[FRAGMENTO]

Para acabar voy a glosar determinados puntos que se pierden en la desorganizada madeja de la crónica de un ocaso no anunciado.

A) Los políticos son un grupo reducidísimo de privilegiados.

B) Salvo contadas excepciones, que no hacen más que confirmar una inquebrantable regla, pertenecen a un selecto grupúsculo de poder que se va renovando fruto de una preocupante endogamia. Es muy habitual que, en determinadas comunidades, todo el espectro político, de extremo a extremo, esté ocupado, decenio tras decenio, por miembros de las mismas doscientas o trescientas familias. Familias que, por supuesto, acaparan el consustancial poder económico. No quiero caer en particularismos, pero gracioso es el caso de Franklin D. Roosevelt, sobrino de Theodor Roosevelt. Cuando Franklin, miembro de una importante familia, decidió meterse en política (decidieron meterlo, debería decirse), optó (optaron) por afiliarse (afiliarlo) al partido demócrata, porque al republicano ya pertenecían su tío Theodor (que antes que él ya había sido presidente de los EEUU) y su padre. Ya en el partido demócrata conocidos son sus repetidos triunfos electorales. Creo que su caso, no por esperpéntico menos cierto, describe a las mil maravillas lo que de oportunista, advenedizo y ligero hay en el seno de tantos y tantos políticos.

[/FRAGMENTO]
[DATOS PROPORCIONADOS]

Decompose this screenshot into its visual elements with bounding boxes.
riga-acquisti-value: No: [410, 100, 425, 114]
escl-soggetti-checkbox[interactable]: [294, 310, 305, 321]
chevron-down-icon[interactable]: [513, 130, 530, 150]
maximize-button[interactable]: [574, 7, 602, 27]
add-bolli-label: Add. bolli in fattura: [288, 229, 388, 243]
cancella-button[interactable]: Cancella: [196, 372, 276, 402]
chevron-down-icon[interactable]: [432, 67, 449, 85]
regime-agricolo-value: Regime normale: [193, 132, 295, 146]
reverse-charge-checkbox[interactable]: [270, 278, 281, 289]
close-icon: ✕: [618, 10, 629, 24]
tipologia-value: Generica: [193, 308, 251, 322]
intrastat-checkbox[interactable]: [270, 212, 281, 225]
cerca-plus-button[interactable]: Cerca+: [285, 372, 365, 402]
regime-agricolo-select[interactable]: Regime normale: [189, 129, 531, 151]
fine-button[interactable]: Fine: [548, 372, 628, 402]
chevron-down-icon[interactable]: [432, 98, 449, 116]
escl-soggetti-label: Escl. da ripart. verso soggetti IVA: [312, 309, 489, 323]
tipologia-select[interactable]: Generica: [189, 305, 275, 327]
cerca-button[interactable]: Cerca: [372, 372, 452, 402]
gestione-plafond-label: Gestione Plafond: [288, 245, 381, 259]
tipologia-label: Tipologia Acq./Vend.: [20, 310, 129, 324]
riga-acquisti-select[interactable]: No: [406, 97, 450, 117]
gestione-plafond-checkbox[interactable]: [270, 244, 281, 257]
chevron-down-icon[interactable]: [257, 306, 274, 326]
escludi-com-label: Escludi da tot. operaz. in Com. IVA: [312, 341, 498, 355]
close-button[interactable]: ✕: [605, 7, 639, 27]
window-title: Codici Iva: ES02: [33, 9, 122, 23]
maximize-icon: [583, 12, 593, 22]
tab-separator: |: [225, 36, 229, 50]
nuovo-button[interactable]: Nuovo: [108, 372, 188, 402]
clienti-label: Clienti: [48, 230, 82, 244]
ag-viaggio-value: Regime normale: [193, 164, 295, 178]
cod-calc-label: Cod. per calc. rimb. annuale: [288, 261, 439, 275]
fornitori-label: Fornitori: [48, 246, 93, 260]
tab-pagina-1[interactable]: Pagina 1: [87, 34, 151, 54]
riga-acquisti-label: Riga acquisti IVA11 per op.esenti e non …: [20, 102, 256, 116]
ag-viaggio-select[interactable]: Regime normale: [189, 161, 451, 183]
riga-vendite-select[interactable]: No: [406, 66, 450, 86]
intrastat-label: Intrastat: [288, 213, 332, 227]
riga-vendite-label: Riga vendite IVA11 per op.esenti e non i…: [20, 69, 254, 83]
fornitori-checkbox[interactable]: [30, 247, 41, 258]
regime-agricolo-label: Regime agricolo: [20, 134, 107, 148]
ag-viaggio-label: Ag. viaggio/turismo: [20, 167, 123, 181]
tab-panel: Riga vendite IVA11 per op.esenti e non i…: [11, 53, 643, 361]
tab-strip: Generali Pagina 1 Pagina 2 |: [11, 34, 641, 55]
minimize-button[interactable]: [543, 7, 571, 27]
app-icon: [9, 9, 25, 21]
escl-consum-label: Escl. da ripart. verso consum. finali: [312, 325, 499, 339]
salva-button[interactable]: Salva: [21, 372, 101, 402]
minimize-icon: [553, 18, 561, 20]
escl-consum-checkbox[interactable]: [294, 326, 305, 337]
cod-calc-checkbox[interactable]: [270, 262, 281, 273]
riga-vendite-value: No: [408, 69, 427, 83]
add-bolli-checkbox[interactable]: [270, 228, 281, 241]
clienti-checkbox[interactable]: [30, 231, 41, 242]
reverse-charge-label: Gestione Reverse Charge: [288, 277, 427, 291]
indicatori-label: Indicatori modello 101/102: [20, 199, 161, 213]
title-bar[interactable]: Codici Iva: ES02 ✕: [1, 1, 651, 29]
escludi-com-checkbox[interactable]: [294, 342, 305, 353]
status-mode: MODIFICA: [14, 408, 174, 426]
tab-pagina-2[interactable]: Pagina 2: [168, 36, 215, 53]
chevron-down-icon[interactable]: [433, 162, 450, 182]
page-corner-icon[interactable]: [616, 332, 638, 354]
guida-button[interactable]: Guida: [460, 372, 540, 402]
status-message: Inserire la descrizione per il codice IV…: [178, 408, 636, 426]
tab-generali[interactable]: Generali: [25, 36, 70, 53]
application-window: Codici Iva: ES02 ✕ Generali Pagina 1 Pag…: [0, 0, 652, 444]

[/DATOS PROPORCIONADOS]

_ENUNCIADO 1_
Enumera todas las frases que aparecen entre paréntesis en el punto B del fragmento sobre los políticos.
_ENUNCIADO 2_
Escribe la continuación del fragmento sobre los políticos a partir de su última oración.

_RESULTADO ESPERADO 1_
- decidieron meterlo, debería decirse
- optaron
- afiliarlo
- que antes que él ya había sido presidente de los EEUU

_RESULTADO ESPERADO 2_
C) Han conseguido, mediante su empatía o simbiosis, llámese como quiera, con los medios de comunicación, que el tufillo político lo impregne todo, y que mutuamente se retroalimenten. Sin crispación y consignas políticas los medios perderían la mayor parte de su negocio y sin los medios bombardeándonos, los ciudadanos pronto nos daríamos cuenta de lo placentera y armoniosa que puede ser una sociedad sin políticos. Esto es así. Han sobresaturado el ambiente con un caldo gordo de mensajes destinados a no dar descanso al sujeto y con ello, a crear una perniciosa ficción que no es otra que la de su desproporcionada y artificiosa importancia. Parece que la política y sus consignas deben ser el motor de nuestras vidas. Y eso en la actualidad ni es, ni debe ser así.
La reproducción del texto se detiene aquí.